Task details ▸
Find every line that contains the string "thumb" and copy each one. Matching is case-sensitive.

[Element box annotations]

· · · · ·

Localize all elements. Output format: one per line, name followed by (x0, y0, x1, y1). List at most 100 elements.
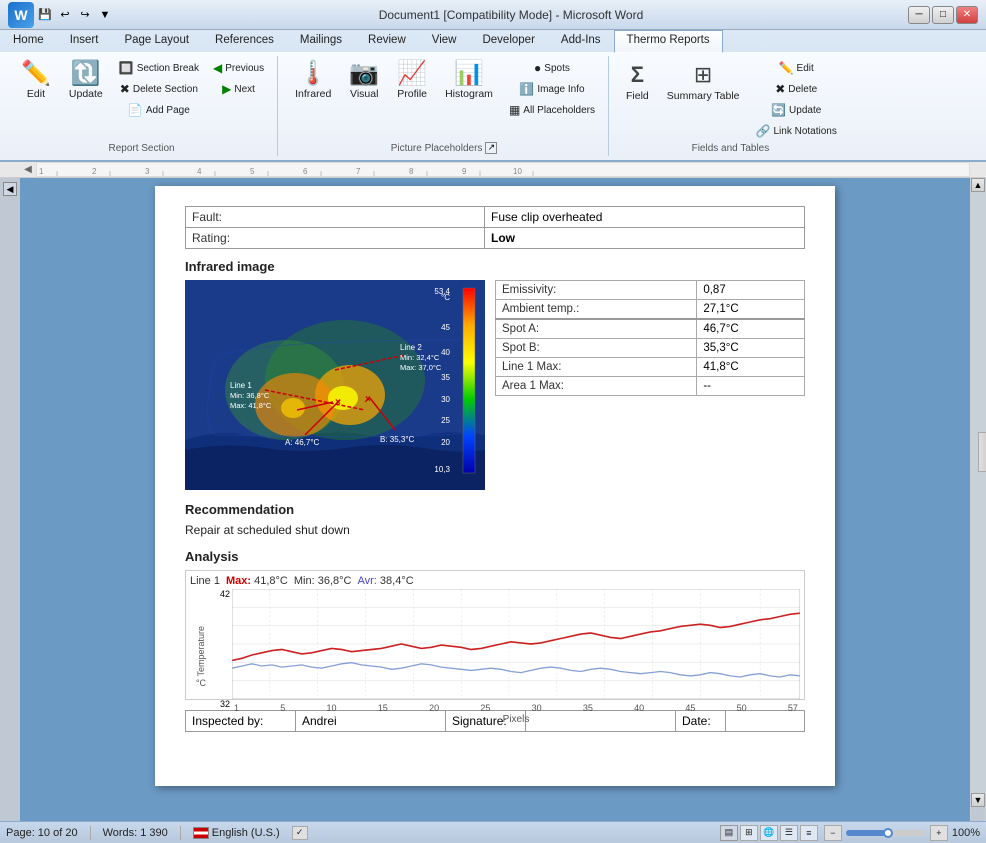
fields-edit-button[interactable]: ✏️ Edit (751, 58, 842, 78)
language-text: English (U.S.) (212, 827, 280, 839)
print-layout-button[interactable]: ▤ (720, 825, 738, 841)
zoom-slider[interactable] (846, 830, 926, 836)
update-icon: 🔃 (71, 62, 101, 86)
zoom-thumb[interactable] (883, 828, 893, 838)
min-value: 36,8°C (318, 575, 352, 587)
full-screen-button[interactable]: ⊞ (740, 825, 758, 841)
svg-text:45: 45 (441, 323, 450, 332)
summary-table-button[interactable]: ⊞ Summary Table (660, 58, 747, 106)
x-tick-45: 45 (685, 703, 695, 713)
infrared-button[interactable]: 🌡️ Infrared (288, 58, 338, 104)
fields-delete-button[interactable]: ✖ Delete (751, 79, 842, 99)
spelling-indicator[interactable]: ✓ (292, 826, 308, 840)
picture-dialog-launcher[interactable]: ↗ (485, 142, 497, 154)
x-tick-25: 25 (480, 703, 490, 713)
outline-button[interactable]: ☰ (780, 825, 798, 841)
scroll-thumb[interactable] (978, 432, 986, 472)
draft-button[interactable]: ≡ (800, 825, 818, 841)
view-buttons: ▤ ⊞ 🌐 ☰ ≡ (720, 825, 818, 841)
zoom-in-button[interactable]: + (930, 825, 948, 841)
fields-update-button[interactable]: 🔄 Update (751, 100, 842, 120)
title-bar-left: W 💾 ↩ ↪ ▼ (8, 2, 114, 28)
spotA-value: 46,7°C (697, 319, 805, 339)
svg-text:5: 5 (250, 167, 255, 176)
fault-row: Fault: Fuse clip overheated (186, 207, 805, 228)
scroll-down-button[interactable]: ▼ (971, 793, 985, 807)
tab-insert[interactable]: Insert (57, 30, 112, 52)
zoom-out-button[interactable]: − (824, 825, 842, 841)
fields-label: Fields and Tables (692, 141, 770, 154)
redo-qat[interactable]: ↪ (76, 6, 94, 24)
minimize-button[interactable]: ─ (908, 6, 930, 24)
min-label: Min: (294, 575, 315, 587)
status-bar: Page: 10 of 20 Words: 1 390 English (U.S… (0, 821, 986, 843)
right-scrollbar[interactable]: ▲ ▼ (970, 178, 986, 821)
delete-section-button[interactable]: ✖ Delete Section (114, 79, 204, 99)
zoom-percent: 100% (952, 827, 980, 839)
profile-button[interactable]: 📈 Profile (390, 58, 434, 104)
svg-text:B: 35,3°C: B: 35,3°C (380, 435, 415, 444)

· · · · ·

Task response ▸
zoom-thumb[interactable] (883, 828, 893, 838)
scroll-thumb[interactable] (978, 432, 986, 472)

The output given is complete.